Report all lines holding "Kaiserstr".

'''

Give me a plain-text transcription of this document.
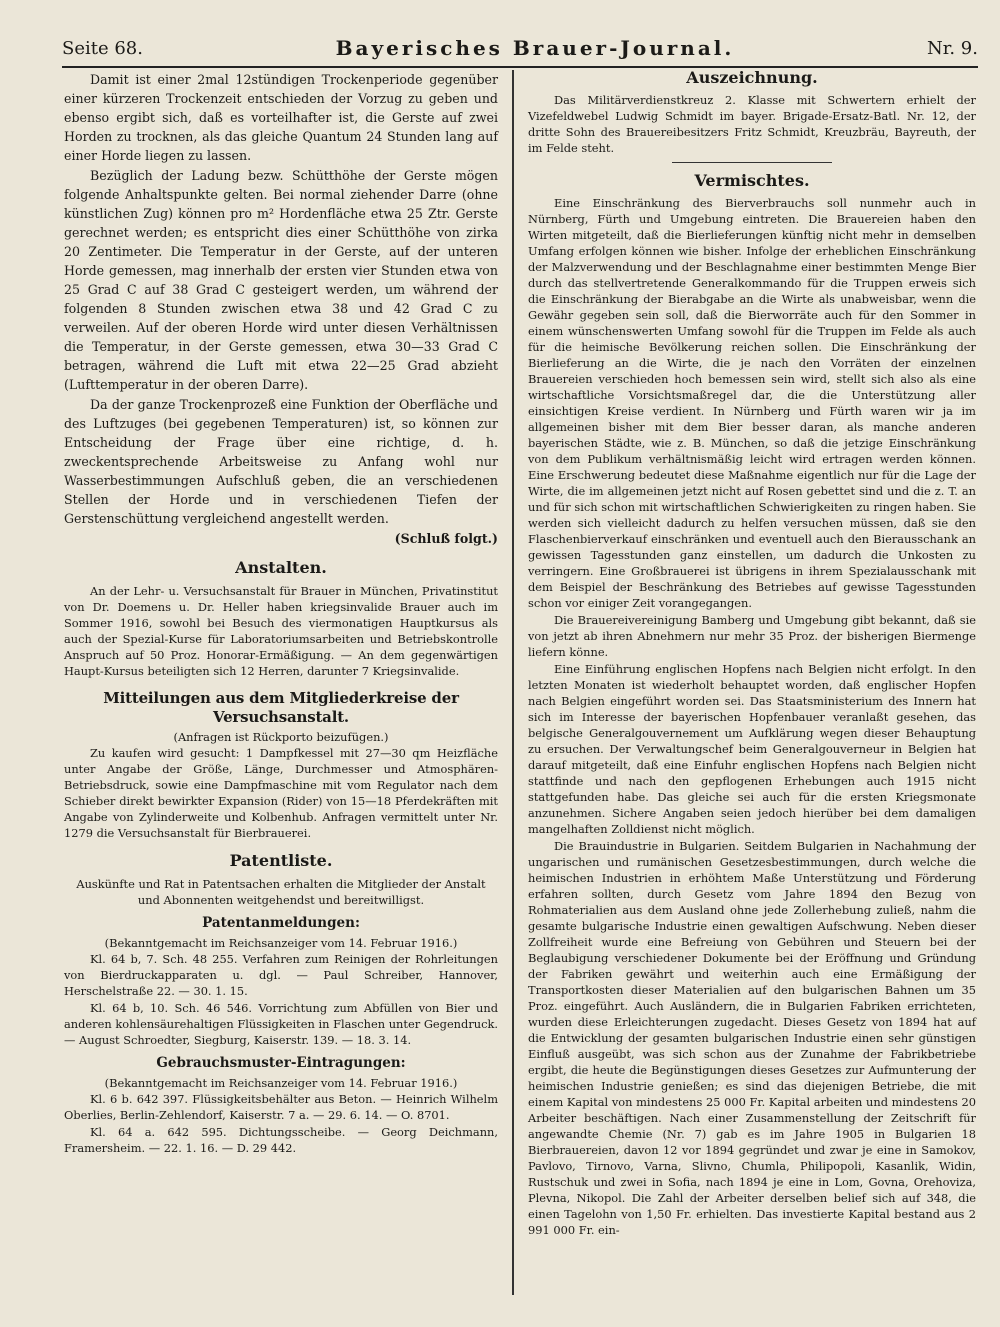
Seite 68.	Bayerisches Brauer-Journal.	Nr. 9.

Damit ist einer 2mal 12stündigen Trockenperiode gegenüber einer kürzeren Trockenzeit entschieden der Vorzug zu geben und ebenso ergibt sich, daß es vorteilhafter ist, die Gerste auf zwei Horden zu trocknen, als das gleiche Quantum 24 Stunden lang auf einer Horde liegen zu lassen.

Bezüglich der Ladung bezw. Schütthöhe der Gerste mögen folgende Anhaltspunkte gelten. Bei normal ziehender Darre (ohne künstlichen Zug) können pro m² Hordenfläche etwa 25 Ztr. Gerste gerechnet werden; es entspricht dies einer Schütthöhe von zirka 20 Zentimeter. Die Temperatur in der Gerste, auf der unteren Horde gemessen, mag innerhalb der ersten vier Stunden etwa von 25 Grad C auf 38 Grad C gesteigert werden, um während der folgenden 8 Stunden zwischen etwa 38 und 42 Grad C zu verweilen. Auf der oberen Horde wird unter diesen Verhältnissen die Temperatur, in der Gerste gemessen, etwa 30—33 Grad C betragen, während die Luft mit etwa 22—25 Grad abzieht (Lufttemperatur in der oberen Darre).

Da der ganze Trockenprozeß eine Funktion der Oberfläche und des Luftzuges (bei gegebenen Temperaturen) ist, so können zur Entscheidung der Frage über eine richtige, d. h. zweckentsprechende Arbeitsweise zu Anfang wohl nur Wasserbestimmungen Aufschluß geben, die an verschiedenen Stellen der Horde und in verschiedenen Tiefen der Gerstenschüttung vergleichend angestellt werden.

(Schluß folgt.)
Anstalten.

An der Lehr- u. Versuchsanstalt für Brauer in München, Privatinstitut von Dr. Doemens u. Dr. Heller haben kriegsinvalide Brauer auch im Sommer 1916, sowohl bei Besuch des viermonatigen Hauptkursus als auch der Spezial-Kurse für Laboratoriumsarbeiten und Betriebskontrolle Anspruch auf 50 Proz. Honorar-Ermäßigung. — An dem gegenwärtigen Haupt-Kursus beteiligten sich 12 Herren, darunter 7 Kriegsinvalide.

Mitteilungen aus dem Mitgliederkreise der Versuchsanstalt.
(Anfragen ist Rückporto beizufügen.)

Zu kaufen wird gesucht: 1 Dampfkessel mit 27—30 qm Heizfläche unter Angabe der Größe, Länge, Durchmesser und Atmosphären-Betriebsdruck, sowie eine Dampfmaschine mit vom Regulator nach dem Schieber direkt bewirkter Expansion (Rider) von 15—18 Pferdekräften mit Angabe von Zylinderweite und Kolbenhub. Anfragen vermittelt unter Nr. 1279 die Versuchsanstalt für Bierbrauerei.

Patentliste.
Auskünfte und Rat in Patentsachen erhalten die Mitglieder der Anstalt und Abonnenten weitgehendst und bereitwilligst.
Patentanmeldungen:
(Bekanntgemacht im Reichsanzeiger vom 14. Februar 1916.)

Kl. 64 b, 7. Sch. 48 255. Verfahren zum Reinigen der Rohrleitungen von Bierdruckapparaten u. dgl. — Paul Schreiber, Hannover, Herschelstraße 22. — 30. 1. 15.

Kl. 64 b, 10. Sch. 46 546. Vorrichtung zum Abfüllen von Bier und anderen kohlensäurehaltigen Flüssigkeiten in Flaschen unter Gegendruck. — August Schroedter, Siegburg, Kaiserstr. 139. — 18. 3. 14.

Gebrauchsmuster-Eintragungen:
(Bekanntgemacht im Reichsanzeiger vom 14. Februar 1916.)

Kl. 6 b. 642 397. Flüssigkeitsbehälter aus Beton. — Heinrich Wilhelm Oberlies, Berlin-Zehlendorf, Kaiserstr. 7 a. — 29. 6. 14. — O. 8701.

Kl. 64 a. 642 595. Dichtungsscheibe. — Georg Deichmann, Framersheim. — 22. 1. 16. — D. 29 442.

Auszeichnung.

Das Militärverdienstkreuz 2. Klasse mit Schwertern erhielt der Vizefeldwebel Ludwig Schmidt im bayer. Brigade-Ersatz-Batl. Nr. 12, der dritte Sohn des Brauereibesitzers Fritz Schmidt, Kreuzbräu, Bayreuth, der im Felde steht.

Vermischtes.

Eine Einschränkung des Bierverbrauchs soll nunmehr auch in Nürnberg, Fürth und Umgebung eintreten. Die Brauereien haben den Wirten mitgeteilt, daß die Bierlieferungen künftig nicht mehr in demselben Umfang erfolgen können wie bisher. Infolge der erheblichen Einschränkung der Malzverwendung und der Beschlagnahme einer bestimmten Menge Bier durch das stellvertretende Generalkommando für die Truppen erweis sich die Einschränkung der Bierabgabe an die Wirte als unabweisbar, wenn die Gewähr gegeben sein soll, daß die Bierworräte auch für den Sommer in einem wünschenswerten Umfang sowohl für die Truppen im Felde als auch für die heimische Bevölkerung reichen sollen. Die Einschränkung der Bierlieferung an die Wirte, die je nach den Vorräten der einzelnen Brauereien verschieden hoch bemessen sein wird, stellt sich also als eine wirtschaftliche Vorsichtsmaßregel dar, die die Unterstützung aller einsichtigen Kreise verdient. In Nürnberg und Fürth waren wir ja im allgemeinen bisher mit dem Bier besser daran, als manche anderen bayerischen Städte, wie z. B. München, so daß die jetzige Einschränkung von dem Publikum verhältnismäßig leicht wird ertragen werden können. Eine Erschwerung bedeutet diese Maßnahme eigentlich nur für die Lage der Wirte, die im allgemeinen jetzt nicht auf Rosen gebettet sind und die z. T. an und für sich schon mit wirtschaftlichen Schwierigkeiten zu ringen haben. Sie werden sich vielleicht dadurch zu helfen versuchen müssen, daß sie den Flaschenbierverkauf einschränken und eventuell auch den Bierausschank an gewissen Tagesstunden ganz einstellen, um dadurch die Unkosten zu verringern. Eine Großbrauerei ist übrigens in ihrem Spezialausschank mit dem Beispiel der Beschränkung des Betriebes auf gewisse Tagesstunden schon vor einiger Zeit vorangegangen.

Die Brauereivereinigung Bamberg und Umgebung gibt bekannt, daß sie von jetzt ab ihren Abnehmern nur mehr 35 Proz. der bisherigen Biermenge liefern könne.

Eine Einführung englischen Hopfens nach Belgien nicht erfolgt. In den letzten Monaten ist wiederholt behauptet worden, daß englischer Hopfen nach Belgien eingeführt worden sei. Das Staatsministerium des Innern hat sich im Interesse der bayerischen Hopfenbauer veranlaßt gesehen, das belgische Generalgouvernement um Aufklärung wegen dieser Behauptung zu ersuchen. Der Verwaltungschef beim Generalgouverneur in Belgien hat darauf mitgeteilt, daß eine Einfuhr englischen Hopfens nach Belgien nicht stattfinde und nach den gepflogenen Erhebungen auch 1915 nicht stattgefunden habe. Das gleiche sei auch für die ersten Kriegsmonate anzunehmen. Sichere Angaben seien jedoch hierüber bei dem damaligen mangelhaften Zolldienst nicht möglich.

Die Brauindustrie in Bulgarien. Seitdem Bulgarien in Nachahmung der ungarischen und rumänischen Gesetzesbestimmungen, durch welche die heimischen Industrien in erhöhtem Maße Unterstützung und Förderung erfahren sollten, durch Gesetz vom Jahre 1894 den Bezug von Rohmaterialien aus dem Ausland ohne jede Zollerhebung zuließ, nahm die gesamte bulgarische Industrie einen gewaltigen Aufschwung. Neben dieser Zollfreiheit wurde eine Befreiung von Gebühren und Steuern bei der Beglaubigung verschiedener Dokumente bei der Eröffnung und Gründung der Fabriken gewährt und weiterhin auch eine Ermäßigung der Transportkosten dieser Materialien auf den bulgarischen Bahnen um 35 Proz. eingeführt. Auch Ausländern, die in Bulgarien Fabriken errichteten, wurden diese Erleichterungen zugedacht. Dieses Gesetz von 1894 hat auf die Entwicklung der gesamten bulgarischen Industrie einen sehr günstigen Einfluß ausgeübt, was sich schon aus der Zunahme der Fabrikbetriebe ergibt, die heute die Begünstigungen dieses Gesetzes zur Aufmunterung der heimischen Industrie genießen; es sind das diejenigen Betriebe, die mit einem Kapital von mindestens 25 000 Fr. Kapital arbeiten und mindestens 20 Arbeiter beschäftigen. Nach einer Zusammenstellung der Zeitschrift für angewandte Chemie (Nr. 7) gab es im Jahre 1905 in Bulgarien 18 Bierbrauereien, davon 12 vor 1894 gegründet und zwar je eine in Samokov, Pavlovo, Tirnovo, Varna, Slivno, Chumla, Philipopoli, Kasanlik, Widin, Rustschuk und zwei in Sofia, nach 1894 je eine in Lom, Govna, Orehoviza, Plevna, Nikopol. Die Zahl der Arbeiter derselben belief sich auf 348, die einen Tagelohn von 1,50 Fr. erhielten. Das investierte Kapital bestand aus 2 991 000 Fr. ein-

'''

■ EXERCISE RESPONSE:
Kl. 64 b, 10. Sch. 46 546. Vorrichtung zum Abfüllen von Bier und anderen kohlensäurehaltigen Flüssigkeiten in Flaschen unter Gegendruck. — August Schroedter, Siegburg, Kaiserstr. 139. — 18. 3. 14.
Kl. 6 b. 642 397. Flüssigkeitsbehälter aus Beton. — Heinrich Wilhelm Oberlies, Berlin-Zehlendorf, Kaiserstr. 7 a. — 29. 6. 14. — O. 8701.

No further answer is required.